(Excerpted records)
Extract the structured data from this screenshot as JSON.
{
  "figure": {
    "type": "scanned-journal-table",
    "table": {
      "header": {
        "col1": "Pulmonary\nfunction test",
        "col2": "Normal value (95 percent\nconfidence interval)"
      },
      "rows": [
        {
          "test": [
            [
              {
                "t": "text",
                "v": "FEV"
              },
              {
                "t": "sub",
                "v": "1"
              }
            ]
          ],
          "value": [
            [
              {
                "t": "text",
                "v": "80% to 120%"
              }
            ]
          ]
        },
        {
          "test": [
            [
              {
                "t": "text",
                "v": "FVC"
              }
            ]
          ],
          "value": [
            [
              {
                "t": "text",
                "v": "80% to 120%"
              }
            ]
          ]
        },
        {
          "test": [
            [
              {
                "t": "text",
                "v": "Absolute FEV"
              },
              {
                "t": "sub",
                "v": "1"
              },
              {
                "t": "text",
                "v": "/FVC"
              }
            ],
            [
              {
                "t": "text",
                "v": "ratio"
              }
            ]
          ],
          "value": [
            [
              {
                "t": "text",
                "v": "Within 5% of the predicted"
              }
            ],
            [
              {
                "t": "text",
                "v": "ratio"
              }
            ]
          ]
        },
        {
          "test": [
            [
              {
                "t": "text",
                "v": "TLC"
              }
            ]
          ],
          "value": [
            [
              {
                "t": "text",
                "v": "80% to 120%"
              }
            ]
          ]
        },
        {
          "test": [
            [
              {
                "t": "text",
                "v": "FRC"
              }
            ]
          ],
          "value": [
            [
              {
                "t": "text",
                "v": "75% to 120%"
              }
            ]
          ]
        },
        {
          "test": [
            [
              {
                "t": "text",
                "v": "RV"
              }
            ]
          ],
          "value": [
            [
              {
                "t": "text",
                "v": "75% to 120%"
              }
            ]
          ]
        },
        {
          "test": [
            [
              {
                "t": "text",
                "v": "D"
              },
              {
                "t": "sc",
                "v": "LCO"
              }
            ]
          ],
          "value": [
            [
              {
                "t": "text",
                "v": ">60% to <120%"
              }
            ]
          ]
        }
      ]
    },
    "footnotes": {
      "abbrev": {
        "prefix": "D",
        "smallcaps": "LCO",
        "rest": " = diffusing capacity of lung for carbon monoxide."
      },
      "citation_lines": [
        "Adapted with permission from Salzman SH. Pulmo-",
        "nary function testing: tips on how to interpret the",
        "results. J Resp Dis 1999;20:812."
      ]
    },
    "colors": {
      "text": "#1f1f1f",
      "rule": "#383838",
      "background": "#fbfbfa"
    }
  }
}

(Your task) Go through the listing and print each line exactly as it appears.

(Finished exercise)
Extract the structured data from this screenshot as JSON.
{
  "figure": {
    "type": "scanned-journal-table",
    "table": {
      "header": {
        "col1": "Pulmonary\nfunction test",
        "col2": "Normal value (95 percent\nconfidence interval)"
      },
      "rows": [
        {
          "test": [
            [
              {
                "t": "text",
                "v": "FEV"
              },
              {
                "t": "sub",
                "v": "1"
              }
            ]
          ],
          "value": [
            [
              {
                "t": "text",
                "v": "80% to 120%"
              }
            ]
          ]
        },
        {
          "test": [
            [
              {
                "t": "text",
                "v": "FVC"
              }
            ]
          ],
          "value": [
            [
              {
                "t": "text",
                "v": "80% to 120%"
              }
            ]
          ]
        },
        {
          "test": [
            [
              {
                "t": "text",
                "v": "Absolute FEV"
              },
              {
                "t": "sub",
                "v": "1"
              },
              {
                "t": "text",
                "v": "/FVC"
              }
            ],
            [
              {
                "t": "text",
                "v": "ratio"
              }
            ]
          ],
          "value": [
            [
              {
                "t": "text",
                "v": "Within 5% of the predicted"
              }
            ],
            [
              {
                "t": "text",
                "v": "ratio"
              }
            ]
          ]
        },
        {
          "test": [
            [
              {
                "t": "text",
                "v": "TLC"
              }
            ]
          ],
          "value": [
            [
              {
                "t": "text",
                "v": "80% to 120%"
              }
            ]
          ]
        },
        {
          "test": [
            [
              {
                "t": "text",
                "v": "FRC"
              }
            ]
          ],
          "value": [
            [
              {
                "t": "text",
                "v": "75% to 120%"
              }
            ]
          ]
        },
        {
          "test": [
            [
              {
                "t": "text",
                "v": "RV"
              }
            ]
          ],
          "value": [
            [
              {
                "t": "text",
                "v": "75% to 120%"
              }
            ]
          ]
        },
        {
          "test": [
            [
              {
                "t": "text",
                "v": "D"
              },
              {
                "t": "sc",
                "v": "LCO"
              }
            ]
          ],
          "value": [
            [
              {
                "t": "text",
                "v": ">60% to <120%"
              }
            ]
          ]
        }
      ]
    },
    "footnotes": {
      "abbrev": {
        "prefix": "D",
        "smallcaps": "LCO",
        "rest": " = diffusing capacity of lung for carbon monoxide."
      },
      "citation_lines": [
        "Adapted with permission from Salzman SH. Pulmo-",
        "nary function testing: tips on how to interpret the",
        "results. J Resp Dis 1999;20:812."
      ]
    },
    "colors": {
      "text": "#1f1f1f",
      "rule": "#383838",
      "background": "#fbfbfa"
    }
  }
}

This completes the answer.